** Start Available records **
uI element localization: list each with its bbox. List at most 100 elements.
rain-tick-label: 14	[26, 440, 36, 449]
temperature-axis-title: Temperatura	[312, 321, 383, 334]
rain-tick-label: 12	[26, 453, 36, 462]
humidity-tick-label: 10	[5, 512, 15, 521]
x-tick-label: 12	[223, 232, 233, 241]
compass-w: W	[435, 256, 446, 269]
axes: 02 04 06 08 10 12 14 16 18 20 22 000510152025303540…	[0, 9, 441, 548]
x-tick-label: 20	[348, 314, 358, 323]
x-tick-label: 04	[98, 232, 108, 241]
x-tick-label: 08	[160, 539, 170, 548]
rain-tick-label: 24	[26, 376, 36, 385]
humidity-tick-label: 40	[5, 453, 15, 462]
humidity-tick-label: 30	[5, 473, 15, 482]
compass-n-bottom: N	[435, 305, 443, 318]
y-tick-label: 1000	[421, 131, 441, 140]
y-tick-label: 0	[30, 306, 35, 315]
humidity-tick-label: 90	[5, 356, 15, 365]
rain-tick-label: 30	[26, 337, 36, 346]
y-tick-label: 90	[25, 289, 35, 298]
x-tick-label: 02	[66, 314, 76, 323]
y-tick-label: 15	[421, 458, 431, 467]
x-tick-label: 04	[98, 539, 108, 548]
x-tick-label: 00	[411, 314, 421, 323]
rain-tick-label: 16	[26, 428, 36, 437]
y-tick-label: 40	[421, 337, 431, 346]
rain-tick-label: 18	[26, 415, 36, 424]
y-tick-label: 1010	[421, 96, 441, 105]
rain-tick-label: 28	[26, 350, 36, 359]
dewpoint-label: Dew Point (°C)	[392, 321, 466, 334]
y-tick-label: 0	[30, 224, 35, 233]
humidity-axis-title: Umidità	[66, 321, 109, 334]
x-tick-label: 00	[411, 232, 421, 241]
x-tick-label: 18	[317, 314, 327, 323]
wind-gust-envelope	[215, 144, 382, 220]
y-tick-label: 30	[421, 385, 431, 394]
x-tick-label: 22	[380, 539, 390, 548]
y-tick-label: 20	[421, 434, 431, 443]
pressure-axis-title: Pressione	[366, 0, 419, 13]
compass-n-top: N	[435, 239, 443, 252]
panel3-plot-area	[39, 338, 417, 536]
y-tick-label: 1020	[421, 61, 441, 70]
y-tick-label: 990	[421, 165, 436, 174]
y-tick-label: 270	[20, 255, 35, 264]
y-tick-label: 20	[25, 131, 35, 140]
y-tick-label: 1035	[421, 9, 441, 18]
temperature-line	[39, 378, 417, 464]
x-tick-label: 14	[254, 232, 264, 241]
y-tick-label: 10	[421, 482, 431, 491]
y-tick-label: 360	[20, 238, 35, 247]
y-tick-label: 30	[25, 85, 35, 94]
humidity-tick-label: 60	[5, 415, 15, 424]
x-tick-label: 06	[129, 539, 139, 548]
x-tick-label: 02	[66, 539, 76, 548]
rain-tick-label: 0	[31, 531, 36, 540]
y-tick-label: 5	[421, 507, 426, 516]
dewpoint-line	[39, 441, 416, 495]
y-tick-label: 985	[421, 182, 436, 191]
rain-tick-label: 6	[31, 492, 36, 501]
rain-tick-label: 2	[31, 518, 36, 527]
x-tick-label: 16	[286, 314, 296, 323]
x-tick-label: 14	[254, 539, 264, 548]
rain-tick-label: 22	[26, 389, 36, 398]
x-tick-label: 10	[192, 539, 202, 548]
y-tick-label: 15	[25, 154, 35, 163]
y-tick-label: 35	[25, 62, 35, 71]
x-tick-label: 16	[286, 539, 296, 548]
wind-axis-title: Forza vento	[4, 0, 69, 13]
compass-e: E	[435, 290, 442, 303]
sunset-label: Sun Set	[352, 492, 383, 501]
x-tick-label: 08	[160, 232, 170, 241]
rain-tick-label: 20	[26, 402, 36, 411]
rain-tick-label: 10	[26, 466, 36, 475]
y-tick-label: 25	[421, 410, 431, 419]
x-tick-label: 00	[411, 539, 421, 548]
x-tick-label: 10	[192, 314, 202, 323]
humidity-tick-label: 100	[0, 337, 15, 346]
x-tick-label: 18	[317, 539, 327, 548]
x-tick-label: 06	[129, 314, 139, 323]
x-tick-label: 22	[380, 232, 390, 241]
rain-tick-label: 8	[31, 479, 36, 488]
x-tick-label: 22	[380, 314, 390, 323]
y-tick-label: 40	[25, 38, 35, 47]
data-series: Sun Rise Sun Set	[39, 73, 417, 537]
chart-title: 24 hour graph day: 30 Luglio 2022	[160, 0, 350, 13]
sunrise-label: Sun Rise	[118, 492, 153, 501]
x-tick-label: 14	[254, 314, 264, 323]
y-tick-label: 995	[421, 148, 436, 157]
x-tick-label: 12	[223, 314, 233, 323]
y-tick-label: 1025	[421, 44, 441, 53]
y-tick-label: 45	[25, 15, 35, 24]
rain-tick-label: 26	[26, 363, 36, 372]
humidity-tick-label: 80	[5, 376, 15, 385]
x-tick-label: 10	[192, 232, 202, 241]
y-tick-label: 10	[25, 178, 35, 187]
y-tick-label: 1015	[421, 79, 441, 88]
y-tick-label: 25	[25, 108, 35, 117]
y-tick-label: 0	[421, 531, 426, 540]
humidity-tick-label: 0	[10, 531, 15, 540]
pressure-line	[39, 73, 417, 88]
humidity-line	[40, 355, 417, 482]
** End Available records **
**What to work on**
Edit the rows starting at the first row and ending at the row containing "256, 446, 269]" so that "rain-tick-label" becomes "precipitation-tick-label". Return only those rows, with nothing else changed.

**The solution**
uI element localization: list each with its bbox. List at most 100 elements.
precipitation-tick-label: 14	[26, 440, 36, 449]
temperature-axis-title: Temperatura	[312, 321, 383, 334]
precipitation-tick-label: 12	[26, 453, 36, 462]
humidity-tick-label: 10	[5, 512, 15, 521]
x-tick-label: 12	[223, 232, 233, 241]
compass-w: W	[435, 256, 446, 269]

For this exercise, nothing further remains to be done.